*SET PROBLEM:*
Repeat the lines of the listing from the line with "Patent image size: (804, 767)." up to and including the line with "The arcuate yoke".

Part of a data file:
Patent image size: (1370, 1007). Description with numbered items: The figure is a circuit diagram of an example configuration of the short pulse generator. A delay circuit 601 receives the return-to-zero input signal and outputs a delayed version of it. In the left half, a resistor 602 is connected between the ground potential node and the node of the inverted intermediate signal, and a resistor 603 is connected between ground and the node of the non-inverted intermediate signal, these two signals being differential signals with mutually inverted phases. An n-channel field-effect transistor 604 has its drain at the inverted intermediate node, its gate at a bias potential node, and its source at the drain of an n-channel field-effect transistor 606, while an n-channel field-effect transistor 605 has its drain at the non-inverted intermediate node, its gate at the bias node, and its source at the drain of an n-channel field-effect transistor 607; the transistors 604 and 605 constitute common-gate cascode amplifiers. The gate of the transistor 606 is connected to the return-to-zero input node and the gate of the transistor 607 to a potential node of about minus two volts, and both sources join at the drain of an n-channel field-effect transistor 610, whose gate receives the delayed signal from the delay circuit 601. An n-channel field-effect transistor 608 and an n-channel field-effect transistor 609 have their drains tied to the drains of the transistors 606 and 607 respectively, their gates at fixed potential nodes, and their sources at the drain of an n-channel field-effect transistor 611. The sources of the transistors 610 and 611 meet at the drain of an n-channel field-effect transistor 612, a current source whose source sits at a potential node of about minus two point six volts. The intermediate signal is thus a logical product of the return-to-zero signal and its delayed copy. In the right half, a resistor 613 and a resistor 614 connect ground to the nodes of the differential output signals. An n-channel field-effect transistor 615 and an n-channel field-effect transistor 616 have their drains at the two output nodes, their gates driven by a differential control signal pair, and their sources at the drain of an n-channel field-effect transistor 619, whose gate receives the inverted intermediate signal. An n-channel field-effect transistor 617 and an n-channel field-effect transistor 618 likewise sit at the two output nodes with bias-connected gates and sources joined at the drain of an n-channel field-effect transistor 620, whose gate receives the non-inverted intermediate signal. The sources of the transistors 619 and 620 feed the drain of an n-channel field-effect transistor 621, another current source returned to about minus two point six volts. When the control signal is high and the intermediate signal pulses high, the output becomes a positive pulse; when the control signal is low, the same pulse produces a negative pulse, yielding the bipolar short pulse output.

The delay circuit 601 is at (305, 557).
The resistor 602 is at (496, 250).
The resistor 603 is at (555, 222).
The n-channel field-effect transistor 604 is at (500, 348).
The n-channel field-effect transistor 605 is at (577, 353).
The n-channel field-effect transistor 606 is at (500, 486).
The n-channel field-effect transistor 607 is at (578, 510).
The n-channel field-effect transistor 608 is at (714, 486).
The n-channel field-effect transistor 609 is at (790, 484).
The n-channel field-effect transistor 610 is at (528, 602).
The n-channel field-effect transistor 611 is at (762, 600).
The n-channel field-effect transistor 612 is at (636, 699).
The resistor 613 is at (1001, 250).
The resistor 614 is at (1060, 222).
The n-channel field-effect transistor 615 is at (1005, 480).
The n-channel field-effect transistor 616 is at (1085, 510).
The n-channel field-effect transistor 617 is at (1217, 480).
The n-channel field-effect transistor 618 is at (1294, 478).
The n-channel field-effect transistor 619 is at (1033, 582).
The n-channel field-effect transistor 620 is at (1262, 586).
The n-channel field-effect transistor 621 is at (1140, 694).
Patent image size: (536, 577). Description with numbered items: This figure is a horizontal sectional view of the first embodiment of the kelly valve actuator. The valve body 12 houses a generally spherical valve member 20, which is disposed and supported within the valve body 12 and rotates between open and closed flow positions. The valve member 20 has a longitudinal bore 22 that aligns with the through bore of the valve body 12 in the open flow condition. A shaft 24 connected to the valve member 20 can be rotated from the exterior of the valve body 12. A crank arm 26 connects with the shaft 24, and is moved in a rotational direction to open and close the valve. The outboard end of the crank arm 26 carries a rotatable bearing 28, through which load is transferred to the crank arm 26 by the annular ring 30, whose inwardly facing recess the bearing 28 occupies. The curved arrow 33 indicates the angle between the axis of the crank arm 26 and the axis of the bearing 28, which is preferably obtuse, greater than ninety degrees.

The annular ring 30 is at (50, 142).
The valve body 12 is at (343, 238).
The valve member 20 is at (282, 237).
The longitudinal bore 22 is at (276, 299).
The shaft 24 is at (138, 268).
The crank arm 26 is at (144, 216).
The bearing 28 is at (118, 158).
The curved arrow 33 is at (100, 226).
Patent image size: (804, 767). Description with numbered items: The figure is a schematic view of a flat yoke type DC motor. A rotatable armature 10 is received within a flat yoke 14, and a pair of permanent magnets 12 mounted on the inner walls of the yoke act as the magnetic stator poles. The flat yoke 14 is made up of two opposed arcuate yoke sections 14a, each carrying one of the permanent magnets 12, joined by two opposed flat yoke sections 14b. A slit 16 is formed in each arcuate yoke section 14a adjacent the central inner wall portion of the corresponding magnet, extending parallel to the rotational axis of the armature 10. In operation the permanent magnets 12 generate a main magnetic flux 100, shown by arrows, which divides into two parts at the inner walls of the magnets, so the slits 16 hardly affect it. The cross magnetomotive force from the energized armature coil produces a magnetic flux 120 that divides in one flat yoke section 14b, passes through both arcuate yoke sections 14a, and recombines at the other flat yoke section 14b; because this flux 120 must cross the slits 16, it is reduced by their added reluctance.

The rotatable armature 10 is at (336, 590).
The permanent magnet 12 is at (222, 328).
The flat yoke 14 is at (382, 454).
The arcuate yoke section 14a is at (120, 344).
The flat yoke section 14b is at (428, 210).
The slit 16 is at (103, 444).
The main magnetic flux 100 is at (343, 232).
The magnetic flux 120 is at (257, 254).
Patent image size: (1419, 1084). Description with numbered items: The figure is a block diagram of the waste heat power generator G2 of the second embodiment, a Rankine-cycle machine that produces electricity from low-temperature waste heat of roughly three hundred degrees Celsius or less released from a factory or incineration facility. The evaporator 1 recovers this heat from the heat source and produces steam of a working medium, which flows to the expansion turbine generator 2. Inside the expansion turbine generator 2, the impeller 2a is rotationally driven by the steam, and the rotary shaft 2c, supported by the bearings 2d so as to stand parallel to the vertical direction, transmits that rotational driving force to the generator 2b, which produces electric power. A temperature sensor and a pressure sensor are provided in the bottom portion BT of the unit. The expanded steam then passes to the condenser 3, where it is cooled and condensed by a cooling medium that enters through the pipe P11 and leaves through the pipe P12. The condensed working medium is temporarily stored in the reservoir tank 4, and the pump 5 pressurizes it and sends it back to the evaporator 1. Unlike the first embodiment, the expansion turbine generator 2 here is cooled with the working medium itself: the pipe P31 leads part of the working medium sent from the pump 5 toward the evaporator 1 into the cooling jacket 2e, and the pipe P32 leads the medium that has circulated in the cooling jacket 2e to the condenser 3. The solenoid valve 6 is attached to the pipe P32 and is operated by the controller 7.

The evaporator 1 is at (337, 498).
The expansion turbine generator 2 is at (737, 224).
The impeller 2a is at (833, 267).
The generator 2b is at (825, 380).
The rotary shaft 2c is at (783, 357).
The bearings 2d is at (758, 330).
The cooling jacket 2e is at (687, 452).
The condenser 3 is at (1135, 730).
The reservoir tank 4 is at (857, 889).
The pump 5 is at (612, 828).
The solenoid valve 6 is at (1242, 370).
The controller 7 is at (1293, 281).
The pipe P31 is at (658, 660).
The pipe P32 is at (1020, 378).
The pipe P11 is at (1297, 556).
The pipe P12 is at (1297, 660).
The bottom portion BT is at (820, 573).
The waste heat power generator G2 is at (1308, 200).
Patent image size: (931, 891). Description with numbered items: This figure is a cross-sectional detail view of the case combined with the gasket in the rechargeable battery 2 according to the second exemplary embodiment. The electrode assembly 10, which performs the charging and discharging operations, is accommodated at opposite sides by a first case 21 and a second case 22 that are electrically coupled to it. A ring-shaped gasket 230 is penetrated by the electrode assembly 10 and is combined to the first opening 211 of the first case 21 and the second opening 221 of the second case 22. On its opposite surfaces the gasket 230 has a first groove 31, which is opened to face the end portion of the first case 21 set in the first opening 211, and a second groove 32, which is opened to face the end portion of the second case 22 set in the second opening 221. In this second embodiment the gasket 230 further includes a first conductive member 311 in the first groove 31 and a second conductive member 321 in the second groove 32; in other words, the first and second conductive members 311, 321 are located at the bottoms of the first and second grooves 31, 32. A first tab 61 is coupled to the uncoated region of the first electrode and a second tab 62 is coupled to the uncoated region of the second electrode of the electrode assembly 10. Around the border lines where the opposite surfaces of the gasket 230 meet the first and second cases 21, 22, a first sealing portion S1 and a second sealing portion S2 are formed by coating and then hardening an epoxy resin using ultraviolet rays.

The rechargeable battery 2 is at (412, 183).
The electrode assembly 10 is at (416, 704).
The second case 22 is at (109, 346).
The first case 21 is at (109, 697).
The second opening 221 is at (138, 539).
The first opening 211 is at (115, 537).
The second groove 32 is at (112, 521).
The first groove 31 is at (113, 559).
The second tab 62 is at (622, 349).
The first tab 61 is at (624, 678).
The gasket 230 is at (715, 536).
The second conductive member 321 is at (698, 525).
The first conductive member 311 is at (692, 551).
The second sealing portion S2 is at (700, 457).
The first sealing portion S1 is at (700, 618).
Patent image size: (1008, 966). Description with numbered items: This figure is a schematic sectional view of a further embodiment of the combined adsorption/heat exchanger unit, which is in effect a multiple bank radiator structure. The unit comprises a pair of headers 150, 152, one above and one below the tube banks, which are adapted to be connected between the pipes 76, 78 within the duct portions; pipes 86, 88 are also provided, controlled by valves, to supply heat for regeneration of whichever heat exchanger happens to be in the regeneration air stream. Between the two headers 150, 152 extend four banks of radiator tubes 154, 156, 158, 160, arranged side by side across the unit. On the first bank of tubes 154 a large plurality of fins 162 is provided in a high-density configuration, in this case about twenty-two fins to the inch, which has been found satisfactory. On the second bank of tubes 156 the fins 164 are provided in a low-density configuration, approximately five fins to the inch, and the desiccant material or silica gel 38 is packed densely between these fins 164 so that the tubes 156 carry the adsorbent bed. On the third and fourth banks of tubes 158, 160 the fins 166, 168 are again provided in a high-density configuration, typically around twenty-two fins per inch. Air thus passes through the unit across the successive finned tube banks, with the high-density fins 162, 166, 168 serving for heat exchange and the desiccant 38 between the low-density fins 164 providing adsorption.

*SOLUTION TO THIS TASK:*
Patent image size: (804, 767). Description with numbered items: The figure is a schematic view of a flat yoke type DC motor. A rotatable armature 10 is received within a flat yoke 14, and a pair of permanent magnets 12 mounted on the inner walls of the yoke act as the magnetic stator poles. The flat yoke 14 is made up of two opposed arcuate yoke sections 14a, each carrying one of the permanent magnets 12, joined by two opposed flat yoke sections 14b. A slit 16 is formed in each arcuate yoke section 14a adjacent the central inner wall portion of the corresponding magnet, extending parallel to the rotational axis of the armature 10. In operation the permanent magnets 12 generate a main magnetic flux 100, shown by arrows, which divides into two parts at the inner walls of the magnets, so the slits 16 hardly affect it. The cross magnetomotive force from the energized armature coil produces a magnetic flux 120 that divides in one flat yoke section 14b, passes through both arcuate yoke sections 14a, and recombines at the other flat yoke section 14b; because this flux 120 must cross the slits 16, it is reduced by their added reluctance.

The rotatable armature 10 is at (336, 590).
The permanent magnet 12 is at (222, 328).
The flat yoke 14 is at (382, 454).
The arcuate yoke section 14a is at (120, 344).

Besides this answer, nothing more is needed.